What is required » Say how many lines contain "Read"; the answer is the number alone.
— BEGIN —
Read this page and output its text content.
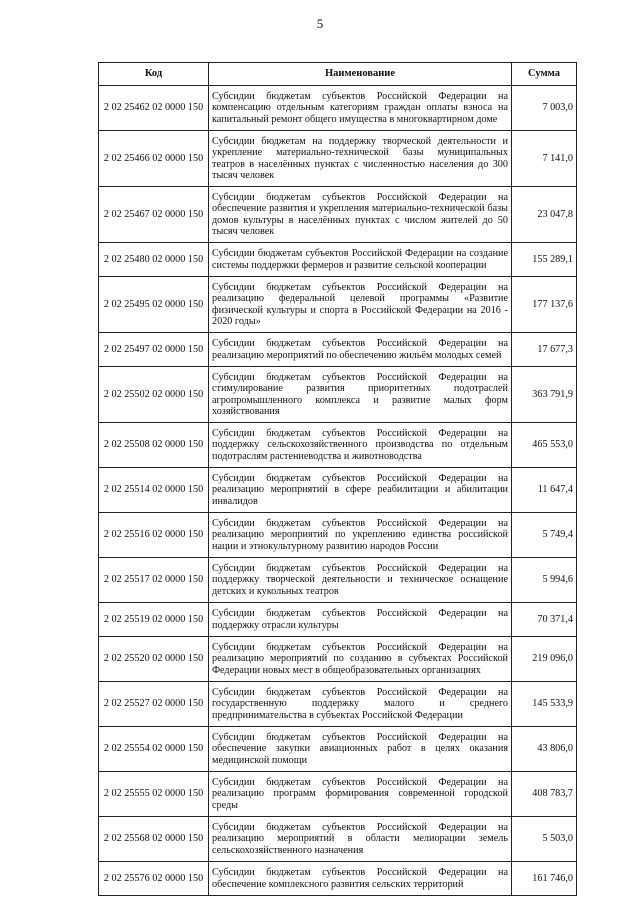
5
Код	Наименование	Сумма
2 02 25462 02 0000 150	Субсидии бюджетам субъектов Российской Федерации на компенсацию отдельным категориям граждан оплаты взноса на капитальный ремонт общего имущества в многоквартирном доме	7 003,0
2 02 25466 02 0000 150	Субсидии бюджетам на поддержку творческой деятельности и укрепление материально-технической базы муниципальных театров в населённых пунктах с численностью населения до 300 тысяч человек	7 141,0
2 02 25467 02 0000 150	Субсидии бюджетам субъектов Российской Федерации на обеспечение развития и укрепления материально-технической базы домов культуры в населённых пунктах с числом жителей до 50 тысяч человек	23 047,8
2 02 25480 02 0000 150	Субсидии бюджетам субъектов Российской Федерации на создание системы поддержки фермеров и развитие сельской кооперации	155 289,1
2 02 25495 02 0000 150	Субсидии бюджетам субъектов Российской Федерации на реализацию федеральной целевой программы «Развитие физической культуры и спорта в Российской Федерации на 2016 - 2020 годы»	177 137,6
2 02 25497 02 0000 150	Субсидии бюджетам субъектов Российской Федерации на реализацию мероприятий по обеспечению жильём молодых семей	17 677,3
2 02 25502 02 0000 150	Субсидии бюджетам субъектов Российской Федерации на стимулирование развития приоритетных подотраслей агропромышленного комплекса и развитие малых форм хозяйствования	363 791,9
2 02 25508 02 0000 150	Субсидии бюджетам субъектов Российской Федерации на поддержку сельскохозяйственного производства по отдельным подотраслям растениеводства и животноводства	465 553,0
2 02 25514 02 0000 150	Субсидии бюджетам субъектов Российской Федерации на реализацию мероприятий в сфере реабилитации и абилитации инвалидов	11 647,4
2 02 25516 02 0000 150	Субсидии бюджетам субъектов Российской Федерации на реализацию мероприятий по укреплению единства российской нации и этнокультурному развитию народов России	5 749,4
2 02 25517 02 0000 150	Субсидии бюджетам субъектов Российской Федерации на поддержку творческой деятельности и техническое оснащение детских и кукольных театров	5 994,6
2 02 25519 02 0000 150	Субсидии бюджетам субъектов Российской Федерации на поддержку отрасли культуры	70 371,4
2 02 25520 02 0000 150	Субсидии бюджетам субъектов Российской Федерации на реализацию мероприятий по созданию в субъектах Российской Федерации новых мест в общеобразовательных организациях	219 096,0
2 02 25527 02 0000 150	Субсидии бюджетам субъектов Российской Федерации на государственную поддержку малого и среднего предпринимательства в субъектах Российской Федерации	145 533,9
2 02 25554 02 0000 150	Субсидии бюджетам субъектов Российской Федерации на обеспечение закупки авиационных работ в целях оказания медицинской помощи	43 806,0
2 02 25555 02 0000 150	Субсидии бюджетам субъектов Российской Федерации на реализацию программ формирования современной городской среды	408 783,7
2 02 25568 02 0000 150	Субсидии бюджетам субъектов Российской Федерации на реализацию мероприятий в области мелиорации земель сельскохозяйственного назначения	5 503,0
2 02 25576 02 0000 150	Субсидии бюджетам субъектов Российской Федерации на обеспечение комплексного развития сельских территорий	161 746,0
— END —
— BEGIN —
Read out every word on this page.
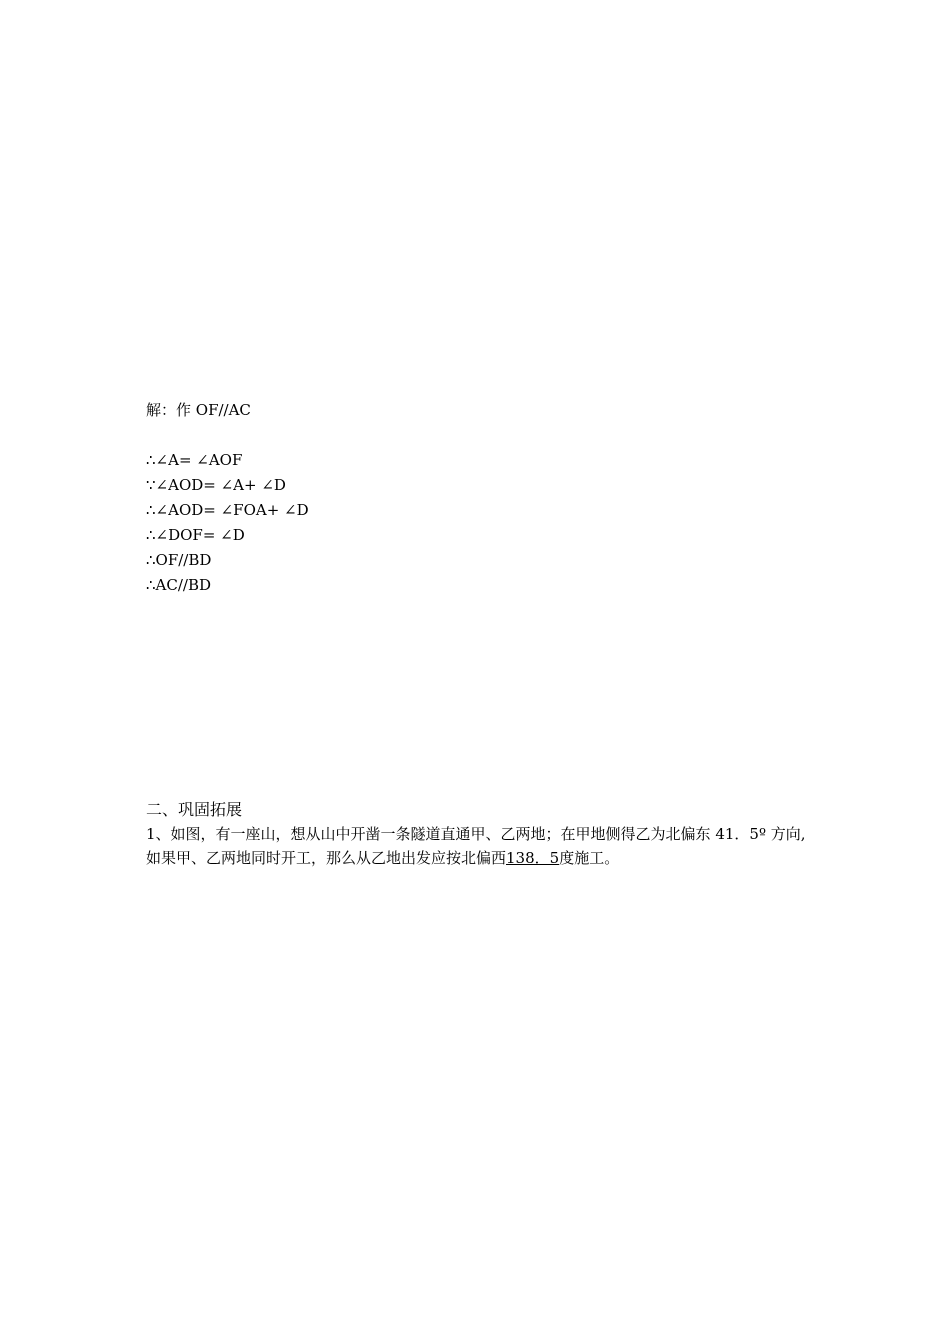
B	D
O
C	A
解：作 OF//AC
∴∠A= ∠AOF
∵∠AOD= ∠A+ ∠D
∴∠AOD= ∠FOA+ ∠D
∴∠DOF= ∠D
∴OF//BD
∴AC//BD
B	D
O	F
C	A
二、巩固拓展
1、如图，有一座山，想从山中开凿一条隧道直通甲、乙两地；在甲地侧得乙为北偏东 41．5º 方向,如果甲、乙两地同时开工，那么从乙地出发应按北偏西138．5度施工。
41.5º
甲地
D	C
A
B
— END —
Complete output » 2